◆ WHAT IS BEING ASKED
Find the line containing "Parse this chart: output" in the listing below; reproduce it and every line after, exactly. Skip pictures.

◆ DATA ROWS
=-=-=

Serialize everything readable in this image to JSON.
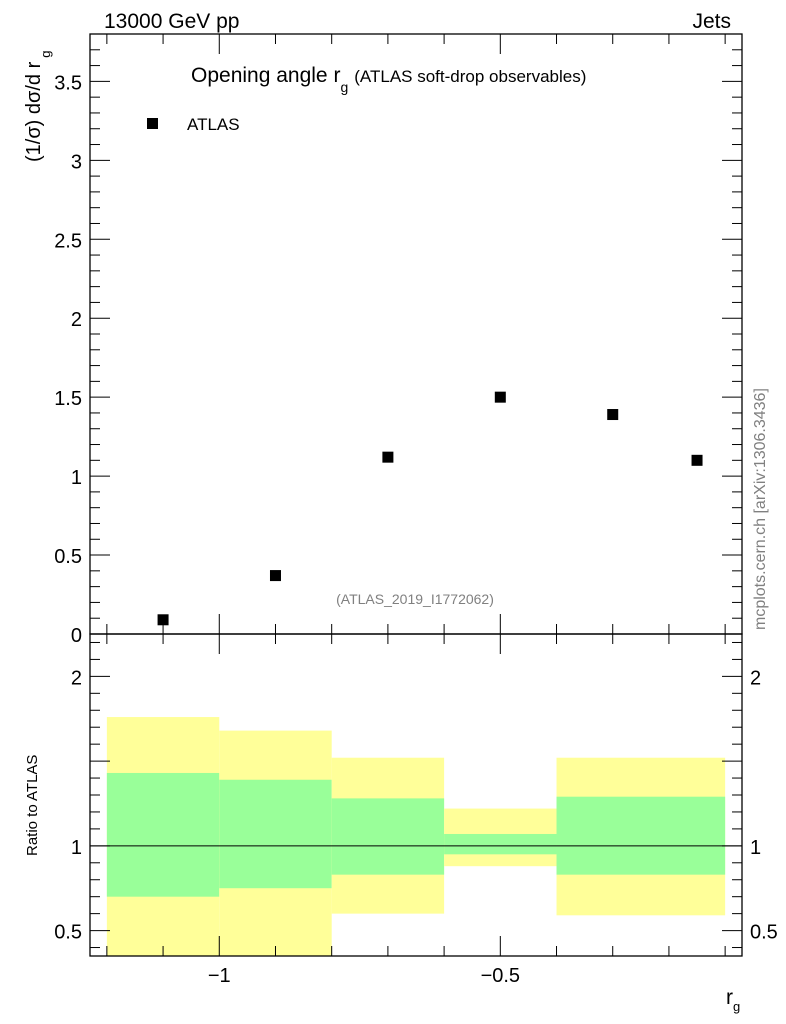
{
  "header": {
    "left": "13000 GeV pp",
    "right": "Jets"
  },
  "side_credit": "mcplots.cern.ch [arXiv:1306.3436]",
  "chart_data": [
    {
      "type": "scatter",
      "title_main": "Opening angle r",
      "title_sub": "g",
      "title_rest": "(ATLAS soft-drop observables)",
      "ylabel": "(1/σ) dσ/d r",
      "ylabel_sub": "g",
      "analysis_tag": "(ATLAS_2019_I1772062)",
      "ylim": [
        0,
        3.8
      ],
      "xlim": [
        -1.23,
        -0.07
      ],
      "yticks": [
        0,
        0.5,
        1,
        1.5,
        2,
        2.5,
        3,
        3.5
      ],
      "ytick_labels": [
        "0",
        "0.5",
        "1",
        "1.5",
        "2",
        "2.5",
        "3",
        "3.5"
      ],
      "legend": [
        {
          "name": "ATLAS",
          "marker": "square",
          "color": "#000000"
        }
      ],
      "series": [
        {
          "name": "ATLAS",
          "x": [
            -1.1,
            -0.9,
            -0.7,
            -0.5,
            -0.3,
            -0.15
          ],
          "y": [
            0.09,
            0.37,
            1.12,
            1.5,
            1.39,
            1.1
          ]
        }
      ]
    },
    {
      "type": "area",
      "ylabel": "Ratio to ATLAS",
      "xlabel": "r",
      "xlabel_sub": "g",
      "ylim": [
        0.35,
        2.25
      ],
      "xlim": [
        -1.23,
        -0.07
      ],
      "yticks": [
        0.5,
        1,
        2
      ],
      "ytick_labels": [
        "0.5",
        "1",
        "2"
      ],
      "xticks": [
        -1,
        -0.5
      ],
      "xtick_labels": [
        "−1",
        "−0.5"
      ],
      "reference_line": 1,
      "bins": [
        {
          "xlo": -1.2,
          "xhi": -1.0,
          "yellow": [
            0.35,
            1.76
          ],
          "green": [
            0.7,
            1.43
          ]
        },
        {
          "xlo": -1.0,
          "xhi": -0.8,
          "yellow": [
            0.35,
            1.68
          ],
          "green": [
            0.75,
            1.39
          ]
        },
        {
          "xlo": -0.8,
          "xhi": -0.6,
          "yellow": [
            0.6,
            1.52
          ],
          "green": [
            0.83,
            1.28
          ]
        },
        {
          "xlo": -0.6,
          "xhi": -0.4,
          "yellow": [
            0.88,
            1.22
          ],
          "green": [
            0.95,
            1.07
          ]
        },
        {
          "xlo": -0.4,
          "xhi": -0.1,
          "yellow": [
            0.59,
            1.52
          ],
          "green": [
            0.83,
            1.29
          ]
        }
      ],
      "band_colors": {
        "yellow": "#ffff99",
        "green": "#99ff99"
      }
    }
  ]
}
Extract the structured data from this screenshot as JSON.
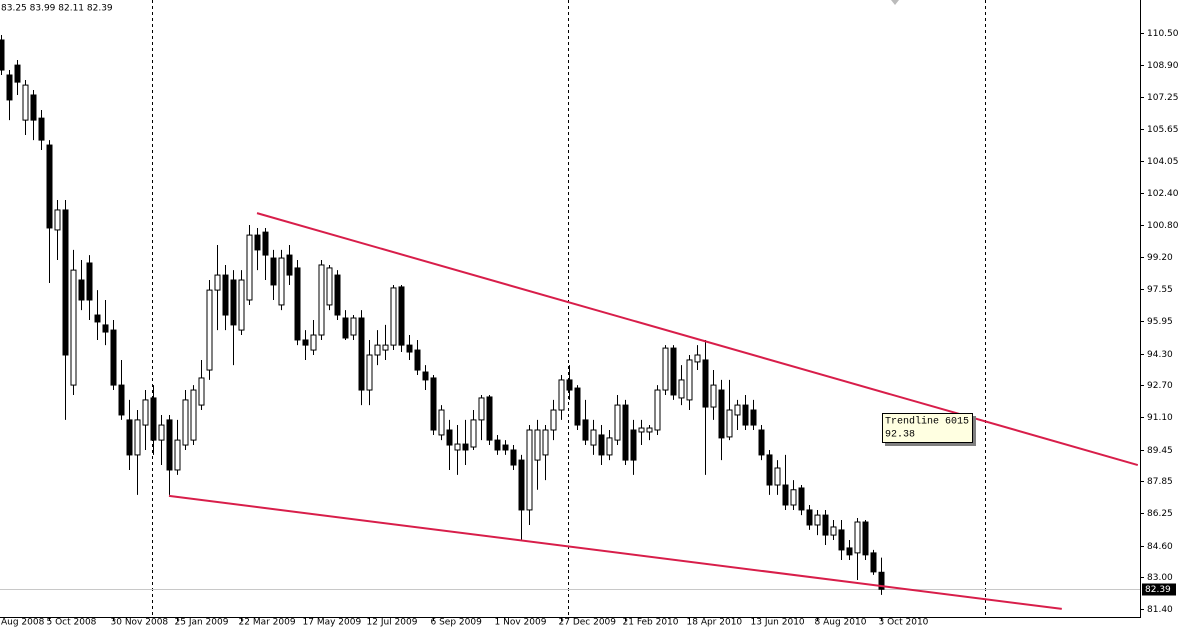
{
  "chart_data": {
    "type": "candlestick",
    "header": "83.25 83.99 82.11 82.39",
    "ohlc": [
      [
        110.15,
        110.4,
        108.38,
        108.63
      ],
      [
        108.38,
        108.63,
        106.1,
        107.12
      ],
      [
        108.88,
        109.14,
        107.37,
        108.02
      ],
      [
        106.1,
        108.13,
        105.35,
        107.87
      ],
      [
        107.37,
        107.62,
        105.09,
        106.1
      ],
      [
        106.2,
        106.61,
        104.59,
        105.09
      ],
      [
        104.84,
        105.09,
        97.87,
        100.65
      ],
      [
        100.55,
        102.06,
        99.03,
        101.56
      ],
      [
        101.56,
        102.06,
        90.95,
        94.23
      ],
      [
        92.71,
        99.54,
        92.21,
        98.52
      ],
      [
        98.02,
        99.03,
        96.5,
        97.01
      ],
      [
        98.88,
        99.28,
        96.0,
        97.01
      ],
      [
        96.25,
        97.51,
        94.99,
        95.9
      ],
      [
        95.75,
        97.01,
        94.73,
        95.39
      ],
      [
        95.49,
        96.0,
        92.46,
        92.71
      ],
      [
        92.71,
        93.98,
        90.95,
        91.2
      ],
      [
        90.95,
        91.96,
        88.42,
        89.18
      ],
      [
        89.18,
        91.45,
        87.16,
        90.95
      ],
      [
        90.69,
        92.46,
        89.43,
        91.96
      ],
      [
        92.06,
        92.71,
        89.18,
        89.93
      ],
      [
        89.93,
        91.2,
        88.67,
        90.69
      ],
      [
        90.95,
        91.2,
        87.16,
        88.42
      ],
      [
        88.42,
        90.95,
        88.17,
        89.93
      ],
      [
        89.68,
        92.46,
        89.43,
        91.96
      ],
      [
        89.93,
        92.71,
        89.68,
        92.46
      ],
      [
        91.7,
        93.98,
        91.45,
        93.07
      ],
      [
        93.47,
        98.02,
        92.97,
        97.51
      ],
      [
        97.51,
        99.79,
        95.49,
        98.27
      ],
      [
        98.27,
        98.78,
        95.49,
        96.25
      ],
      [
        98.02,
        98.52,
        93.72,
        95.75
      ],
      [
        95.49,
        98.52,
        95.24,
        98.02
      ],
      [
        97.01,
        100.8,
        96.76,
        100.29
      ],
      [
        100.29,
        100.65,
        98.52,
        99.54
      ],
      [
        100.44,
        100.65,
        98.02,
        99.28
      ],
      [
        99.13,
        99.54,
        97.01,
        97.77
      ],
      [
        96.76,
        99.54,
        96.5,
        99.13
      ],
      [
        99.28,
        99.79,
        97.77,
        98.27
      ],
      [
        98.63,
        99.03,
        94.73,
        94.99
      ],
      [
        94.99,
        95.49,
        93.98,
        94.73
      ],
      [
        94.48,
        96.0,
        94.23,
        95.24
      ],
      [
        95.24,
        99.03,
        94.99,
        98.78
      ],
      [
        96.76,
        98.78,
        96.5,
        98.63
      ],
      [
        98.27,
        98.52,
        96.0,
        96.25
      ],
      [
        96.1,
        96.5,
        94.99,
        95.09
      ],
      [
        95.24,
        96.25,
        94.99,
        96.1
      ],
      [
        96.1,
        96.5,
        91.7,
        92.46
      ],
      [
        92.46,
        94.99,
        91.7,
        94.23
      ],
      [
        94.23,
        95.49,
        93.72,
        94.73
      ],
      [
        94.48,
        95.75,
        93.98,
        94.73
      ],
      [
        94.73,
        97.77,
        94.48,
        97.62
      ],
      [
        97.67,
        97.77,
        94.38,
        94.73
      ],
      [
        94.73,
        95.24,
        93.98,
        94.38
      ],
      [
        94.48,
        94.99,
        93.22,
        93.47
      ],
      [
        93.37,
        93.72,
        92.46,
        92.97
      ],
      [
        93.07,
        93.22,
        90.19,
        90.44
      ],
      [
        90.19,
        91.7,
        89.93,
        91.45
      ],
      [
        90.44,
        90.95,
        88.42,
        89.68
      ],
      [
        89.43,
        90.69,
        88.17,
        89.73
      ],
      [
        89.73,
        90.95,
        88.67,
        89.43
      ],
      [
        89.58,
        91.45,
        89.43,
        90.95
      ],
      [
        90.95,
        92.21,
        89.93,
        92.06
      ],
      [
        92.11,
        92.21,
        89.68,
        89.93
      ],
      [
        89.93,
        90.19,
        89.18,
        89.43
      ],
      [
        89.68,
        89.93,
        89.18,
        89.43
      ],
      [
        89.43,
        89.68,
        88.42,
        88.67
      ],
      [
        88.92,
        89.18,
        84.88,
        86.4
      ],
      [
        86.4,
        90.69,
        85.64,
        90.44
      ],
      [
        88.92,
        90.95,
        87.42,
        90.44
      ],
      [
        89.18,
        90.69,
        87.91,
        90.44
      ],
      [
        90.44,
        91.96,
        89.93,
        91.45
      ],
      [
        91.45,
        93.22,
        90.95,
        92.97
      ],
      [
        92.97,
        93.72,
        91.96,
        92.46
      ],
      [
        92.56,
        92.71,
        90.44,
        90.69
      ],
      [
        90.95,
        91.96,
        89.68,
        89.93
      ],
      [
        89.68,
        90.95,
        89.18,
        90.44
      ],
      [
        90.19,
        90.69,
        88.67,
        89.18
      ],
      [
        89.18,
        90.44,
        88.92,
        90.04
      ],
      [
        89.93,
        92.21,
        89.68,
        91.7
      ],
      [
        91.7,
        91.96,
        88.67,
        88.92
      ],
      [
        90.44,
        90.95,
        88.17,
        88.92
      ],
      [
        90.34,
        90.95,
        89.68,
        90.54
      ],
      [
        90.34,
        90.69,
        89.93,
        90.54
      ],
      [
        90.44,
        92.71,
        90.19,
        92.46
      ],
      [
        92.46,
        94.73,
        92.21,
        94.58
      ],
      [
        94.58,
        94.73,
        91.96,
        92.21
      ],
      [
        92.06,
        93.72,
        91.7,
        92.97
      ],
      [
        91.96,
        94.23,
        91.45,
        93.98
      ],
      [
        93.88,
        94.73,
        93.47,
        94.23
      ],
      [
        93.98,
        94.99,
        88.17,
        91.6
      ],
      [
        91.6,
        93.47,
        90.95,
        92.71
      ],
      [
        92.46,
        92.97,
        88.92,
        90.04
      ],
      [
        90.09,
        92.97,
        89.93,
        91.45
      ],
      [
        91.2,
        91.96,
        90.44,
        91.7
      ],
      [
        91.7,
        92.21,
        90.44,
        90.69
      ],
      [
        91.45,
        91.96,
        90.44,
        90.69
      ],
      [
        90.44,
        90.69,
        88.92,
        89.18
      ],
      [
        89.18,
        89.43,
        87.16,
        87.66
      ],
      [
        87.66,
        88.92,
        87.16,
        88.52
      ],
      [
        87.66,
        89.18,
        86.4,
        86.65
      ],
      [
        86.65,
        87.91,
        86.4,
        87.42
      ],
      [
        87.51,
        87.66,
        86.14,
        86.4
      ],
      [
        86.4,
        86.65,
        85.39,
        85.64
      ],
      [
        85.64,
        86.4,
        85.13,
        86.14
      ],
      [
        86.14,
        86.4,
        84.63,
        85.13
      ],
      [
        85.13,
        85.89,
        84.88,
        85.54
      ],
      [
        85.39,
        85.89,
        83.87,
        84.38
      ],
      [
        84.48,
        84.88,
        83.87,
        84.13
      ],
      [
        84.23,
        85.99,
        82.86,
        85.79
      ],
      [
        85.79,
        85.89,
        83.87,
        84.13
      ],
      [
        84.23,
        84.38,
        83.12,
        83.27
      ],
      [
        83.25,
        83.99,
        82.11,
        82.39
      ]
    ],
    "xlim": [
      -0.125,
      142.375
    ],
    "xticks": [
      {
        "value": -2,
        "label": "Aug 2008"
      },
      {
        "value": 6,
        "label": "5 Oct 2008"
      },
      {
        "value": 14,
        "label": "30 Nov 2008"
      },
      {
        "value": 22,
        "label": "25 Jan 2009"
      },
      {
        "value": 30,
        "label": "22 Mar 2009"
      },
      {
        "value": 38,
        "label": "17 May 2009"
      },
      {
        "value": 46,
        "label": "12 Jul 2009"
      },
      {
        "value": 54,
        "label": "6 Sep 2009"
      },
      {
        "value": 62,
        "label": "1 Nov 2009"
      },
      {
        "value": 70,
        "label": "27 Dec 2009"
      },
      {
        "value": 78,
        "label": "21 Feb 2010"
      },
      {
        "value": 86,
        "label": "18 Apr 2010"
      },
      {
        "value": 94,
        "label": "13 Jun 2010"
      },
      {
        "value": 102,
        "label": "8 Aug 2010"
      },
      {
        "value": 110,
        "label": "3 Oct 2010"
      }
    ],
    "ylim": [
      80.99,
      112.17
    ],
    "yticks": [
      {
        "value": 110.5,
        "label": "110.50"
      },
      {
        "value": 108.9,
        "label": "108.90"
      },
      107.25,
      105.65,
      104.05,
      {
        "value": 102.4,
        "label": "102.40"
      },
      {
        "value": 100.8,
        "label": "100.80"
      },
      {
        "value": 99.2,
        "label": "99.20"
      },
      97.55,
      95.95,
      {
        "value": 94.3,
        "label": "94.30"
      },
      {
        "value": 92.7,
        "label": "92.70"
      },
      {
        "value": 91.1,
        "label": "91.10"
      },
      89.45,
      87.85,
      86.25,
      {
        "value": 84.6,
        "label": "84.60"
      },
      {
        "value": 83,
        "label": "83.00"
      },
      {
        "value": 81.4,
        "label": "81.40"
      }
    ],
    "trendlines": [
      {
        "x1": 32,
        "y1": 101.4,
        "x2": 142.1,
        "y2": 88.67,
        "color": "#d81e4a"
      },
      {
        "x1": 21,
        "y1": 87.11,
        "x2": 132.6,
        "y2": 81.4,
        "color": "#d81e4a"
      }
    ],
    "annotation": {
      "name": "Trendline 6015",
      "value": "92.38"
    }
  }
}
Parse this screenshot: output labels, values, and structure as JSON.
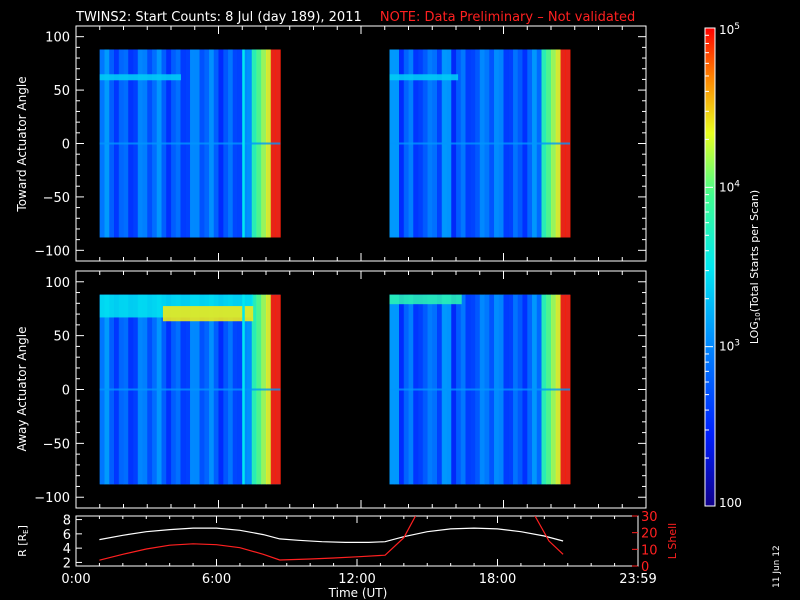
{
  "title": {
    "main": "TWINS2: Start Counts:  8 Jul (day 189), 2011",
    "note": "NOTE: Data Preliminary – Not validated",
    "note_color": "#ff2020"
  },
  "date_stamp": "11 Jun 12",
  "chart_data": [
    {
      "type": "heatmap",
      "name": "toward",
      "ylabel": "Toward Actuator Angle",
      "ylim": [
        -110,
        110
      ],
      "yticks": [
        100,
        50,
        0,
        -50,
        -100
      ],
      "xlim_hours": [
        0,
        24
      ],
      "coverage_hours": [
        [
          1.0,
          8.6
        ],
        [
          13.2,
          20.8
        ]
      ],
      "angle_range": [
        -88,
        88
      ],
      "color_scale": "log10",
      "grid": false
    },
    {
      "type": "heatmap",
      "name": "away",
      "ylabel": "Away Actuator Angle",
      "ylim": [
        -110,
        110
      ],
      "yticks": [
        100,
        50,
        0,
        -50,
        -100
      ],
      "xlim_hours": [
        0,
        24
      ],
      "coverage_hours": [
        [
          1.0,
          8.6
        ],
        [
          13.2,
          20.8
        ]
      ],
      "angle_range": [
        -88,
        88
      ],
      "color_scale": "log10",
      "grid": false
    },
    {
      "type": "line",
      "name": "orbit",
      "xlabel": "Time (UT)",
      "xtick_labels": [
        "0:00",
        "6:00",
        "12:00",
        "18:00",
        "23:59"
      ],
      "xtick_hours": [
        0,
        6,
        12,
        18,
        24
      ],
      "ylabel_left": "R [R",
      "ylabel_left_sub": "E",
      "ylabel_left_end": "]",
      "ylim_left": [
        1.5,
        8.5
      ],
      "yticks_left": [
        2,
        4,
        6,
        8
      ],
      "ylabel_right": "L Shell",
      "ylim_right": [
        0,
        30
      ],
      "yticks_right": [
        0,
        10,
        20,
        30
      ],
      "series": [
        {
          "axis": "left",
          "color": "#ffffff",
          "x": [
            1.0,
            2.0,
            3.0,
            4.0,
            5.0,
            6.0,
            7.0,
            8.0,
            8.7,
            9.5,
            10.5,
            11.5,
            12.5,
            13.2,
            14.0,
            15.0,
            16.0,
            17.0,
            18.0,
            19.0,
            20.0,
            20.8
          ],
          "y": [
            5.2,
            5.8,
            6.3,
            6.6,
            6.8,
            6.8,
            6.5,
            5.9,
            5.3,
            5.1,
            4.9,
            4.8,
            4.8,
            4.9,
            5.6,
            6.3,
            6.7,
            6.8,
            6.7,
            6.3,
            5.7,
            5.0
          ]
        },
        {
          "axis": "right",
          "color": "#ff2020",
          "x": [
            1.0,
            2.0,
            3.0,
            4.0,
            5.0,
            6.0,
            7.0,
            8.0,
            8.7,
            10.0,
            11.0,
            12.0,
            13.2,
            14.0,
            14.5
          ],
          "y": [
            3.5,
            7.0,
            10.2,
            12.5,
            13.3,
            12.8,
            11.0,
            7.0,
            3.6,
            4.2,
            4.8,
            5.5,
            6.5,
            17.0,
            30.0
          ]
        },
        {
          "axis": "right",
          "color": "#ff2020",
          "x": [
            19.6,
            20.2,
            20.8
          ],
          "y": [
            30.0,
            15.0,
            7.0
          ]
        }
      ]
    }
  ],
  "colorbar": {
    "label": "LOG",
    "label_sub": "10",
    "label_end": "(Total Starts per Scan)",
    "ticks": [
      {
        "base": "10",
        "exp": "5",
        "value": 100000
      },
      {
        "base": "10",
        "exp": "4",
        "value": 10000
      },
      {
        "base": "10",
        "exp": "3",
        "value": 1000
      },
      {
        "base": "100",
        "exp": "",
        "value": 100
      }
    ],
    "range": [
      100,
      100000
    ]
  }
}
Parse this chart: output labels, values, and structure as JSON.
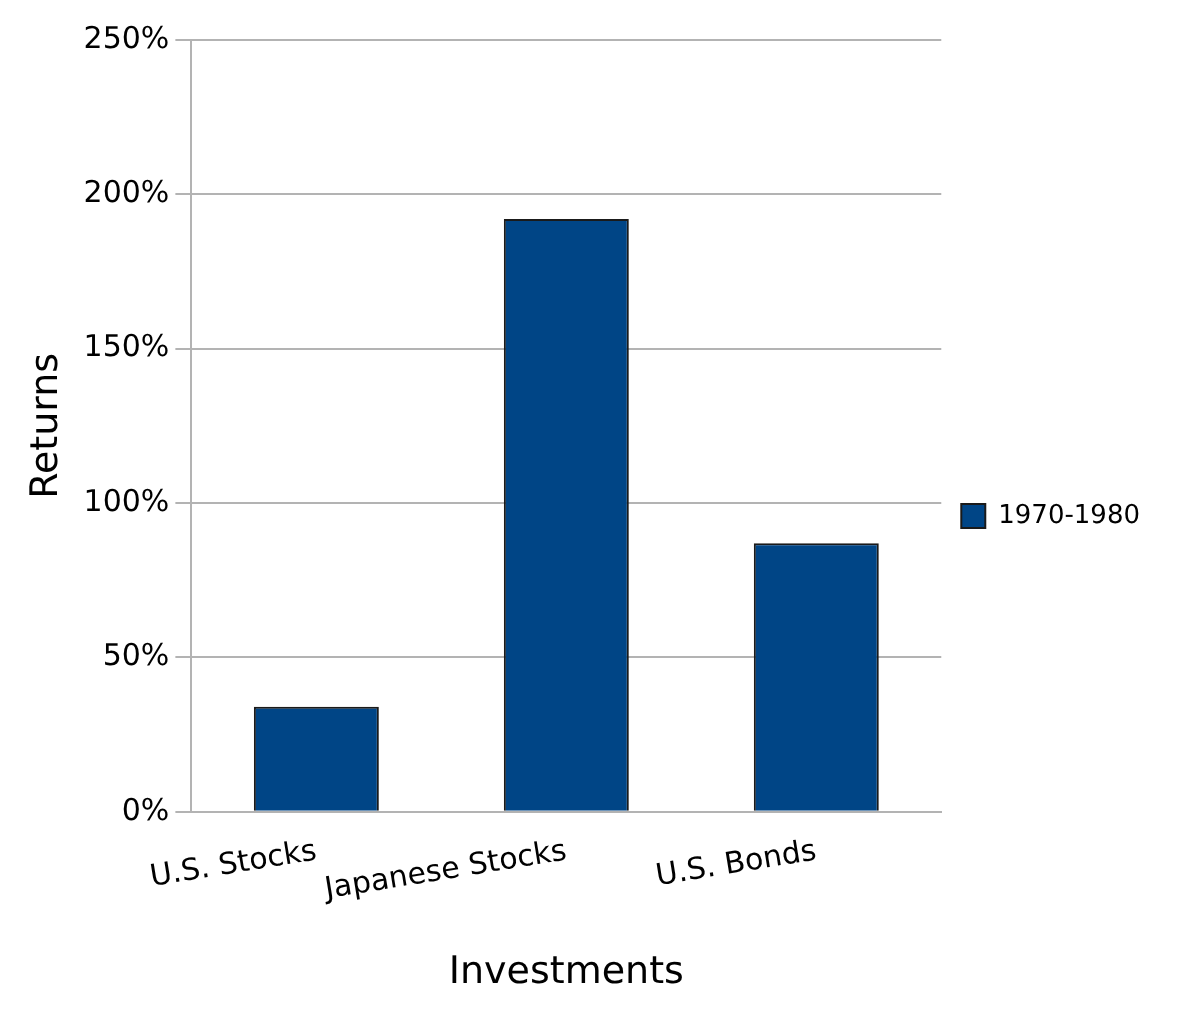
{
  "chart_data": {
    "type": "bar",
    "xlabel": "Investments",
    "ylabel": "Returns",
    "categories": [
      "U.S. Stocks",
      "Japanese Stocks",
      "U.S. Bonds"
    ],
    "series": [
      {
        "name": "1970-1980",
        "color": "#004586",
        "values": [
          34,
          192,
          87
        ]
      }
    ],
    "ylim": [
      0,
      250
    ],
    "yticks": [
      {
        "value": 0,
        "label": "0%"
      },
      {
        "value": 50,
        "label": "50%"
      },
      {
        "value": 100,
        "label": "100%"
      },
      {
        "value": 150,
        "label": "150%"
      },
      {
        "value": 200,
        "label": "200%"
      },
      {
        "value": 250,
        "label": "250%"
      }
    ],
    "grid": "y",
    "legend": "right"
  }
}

=-=-=

◆ SOLUTION TO THE PROBLEM
Parse this chart: output labels, values, and structure as JSON.
{
  "chart_data": {
    "type": "bar",
    "xlabel": "Investments",
    "ylabel": "Returns",
    "categories": [
      "U.S. Stocks",
      "Japanese Stocks",
      "U.S. Bonds"
    ],
    "series": [
      {
        "name": "1970-1980",
        "color": "#004586",
        "values": [
          34,
          192,
          87
        ]
      }
    ],
    "ylim": [
      0,
      250
    ],
    "yticks": [
      {
        "value": 0,
        "label": "0%"
      },
      {
        "value": 50,
        "label": "50%"
      },
      {
        "value": 100,
        "label": "100%"
      },
      {
        "value": 150,
        "label": "150%"
      },
      {
        "value": 200,
        "label": "200%"
      },
      {
        "value": 250,
        "label": "250%"
      }
    ],
    "grid": "y",
    "legend": "right"
  }
}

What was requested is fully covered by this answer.